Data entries
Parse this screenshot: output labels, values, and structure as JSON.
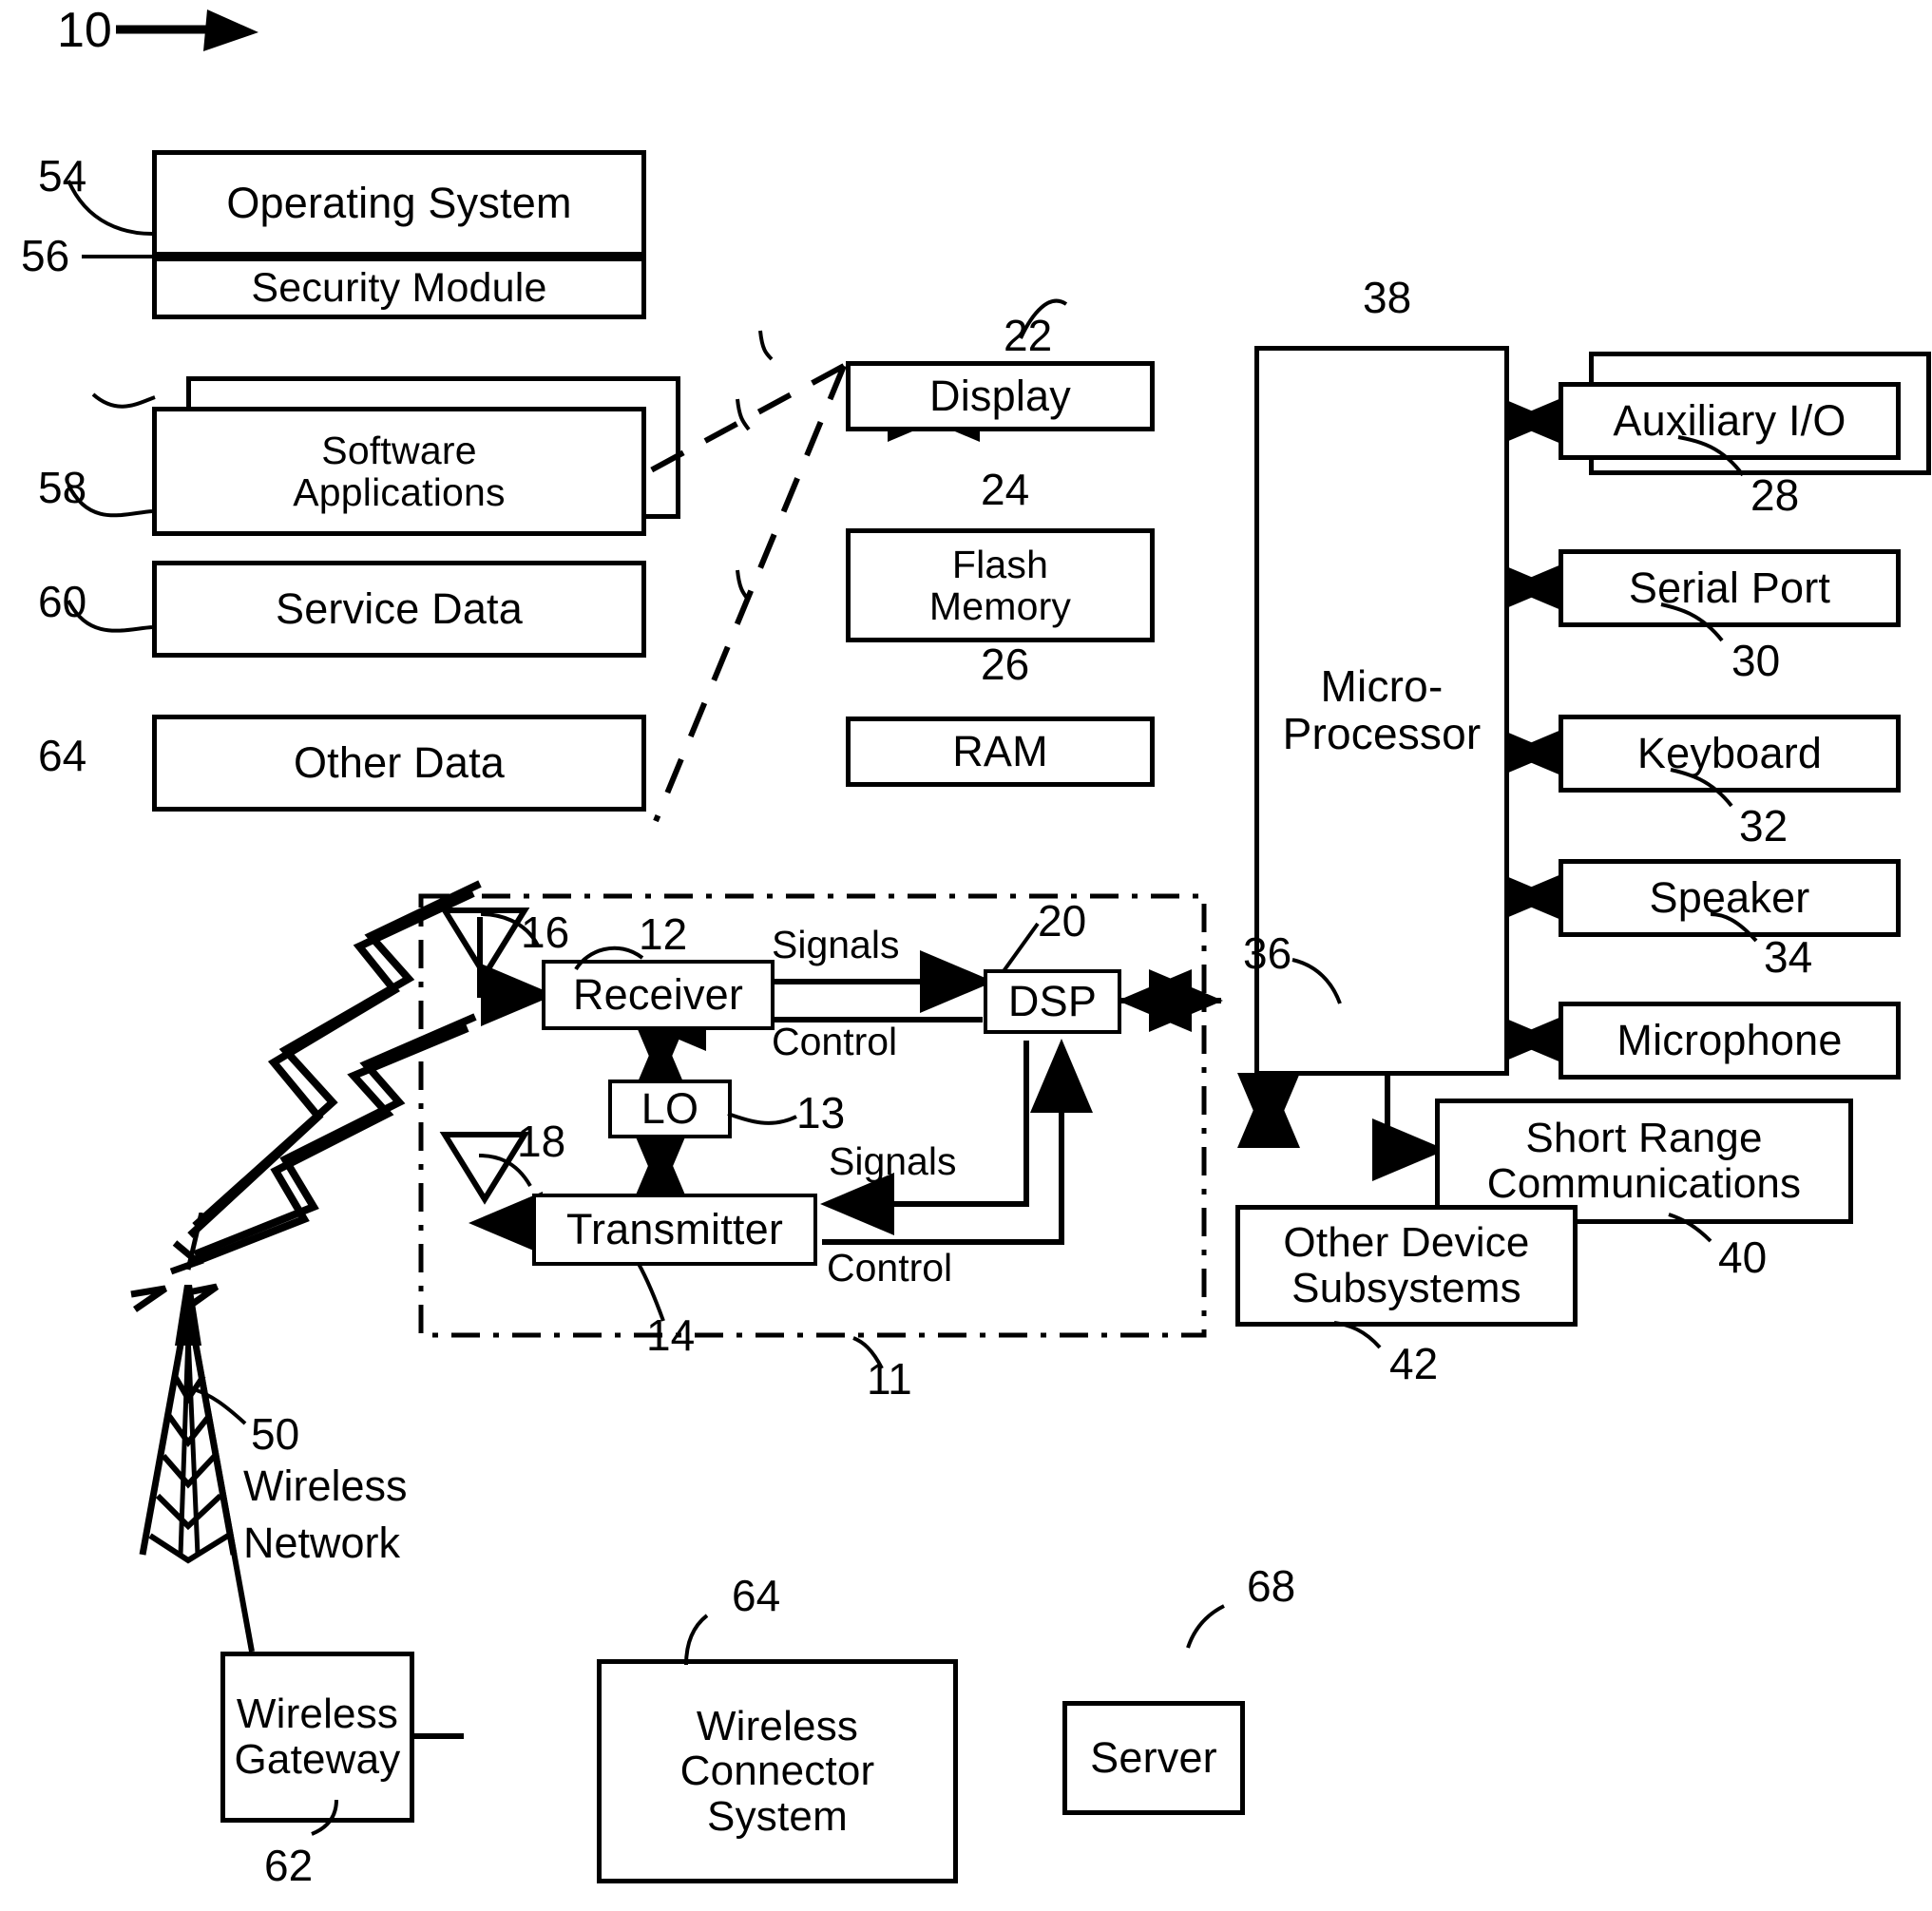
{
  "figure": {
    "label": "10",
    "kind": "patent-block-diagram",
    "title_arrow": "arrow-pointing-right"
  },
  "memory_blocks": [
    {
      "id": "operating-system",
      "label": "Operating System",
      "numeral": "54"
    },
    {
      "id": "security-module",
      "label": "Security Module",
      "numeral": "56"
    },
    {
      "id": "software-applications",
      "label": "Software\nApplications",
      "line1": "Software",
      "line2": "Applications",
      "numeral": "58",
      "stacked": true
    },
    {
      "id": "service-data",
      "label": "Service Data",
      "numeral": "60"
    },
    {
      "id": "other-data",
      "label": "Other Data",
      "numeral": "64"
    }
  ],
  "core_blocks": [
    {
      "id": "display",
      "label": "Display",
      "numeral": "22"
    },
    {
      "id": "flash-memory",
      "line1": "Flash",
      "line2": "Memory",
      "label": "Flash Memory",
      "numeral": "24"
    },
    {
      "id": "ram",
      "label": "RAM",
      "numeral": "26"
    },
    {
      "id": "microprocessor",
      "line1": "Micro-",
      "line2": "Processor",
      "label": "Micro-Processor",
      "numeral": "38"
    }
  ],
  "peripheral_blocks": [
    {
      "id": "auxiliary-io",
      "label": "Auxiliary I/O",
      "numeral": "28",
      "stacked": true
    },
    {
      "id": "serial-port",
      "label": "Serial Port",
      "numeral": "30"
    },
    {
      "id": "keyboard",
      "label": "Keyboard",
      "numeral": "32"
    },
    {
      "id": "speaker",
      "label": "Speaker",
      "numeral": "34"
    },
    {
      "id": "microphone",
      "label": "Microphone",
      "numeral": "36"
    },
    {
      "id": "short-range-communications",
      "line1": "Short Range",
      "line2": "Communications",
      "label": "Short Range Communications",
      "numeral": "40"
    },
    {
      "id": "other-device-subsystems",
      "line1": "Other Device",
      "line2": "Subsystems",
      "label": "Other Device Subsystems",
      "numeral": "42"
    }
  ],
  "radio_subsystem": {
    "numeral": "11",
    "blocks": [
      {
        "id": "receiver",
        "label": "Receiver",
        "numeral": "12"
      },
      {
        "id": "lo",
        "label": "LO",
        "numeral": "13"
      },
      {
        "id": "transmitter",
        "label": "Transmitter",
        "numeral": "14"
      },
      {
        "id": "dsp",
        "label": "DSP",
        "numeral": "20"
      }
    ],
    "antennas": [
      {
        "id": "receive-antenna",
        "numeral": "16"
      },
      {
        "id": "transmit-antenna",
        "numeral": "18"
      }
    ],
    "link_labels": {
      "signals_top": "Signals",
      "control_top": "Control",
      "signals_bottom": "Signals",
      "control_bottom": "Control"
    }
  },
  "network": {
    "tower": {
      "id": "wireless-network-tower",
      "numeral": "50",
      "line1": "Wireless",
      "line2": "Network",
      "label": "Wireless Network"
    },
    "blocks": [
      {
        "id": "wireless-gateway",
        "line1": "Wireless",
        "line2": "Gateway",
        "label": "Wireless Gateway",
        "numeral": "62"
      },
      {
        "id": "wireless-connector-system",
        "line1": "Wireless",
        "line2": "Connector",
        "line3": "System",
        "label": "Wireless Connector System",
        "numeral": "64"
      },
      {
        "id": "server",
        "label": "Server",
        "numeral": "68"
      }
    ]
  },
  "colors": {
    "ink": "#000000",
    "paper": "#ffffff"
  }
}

WHAT IS NEEDED ▸
Give the data above again in full and unchanged, skipping the pictures.

ANSWER TO THE TASK ▸
Parse this screenshot: output labels, values, and structure as JSON.
{
  "figure": {
    "label": "10",
    "kind": "patent-block-diagram",
    "title_arrow": "arrow-pointing-right"
  },
  "memory_blocks": [
    {
      "id": "operating-system",
      "label": "Operating System",
      "numeral": "54"
    },
    {
      "id": "security-module",
      "label": "Security Module",
      "numeral": "56"
    },
    {
      "id": "software-applications",
      "label": "Software\nApplications",
      "line1": "Software",
      "line2": "Applications",
      "numeral": "58",
      "stacked": true
    },
    {
      "id": "service-data",
      "label": "Service Data",
      "numeral": "60"
    },
    {
      "id": "other-data",
      "label": "Other Data",
      "numeral": "64"
    }
  ],
  "core_blocks": [
    {
      "id": "display",
      "label": "Display",
      "numeral": "22"
    },
    {
      "id": "flash-memory",
      "line1": "Flash",
      "line2": "Memory",
      "label": "Flash Memory",
      "numeral": "24"
    },
    {
      "id": "ram",
      "label": "RAM",
      "numeral": "26"
    },
    {
      "id": "microprocessor",
      "line1": "Micro-",
      "line2": "Processor",
      "label": "Micro-Processor",
      "numeral": "38"
    }
  ],
  "peripheral_blocks": [
    {
      "id": "auxiliary-io",
      "label": "Auxiliary I/O",
      "numeral": "28",
      "stacked": true
    },
    {
      "id": "serial-port",
      "label": "Serial Port",
      "numeral": "30"
    },
    {
      "id": "keyboard",
      "label": "Keyboard",
      "numeral": "32"
    },
    {
      "id": "speaker",
      "label": "Speaker",
      "numeral": "34"
    },
    {
      "id": "microphone",
      "label": "Microphone",
      "numeral": "36"
    },
    {
      "id": "short-range-communications",
      "line1": "Short Range",
      "line2": "Communications",
      "label": "Short Range Communications",
      "numeral": "40"
    },
    {
      "id": "other-device-subsystems",
      "line1": "Other Device",
      "line2": "Subsystems",
      "label": "Other Device Subsystems",
      "numeral": "42"
    }
  ],
  "radio_subsystem": {
    "numeral": "11",
    "blocks": [
      {
        "id": "receiver",
        "label": "Receiver",
        "numeral": "12"
      },
      {
        "id": "lo",
        "label": "LO",
        "numeral": "13"
      },
      {
        "id": "transmitter",
        "label": "Transmitter",
        "numeral": "14"
      },
      {
        "id": "dsp",
        "label": "DSP",
        "numeral": "20"
      }
    ],
    "antennas": [
      {
        "id": "receive-antenna",
        "numeral": "16"
      },
      {
        "id": "transmit-antenna",
        "numeral": "18"
      }
    ],
    "link_labels": {
      "signals_top": "Signals",
      "control_top": "Control",
      "signals_bottom": "Signals",
      "control_bottom": "Control"
    }
  },
  "network": {
    "tower": {
      "id": "wireless-network-tower",
      "numeral": "50",
      "line1": "Wireless",
      "line2": "Network",
      "label": "Wireless Network"
    },
    "blocks": [
      {
        "id": "wireless-gateway",
        "line1": "Wireless",
        "line2": "Gateway",
        "label": "Wireless Gateway",
        "numeral": "62"
      },
      {
        "id": "wireless-connector-system",
        "line1": "Wireless",
        "line2": "Connector",
        "line3": "System",
        "label": "Wireless Connector System",
        "numeral": "64"
      },
      {
        "id": "server",
        "label": "Server",
        "numeral": "68"
      }
    ]
  },
  "colors": {
    "ink": "#000000",
    "paper": "#ffffff"
  }
}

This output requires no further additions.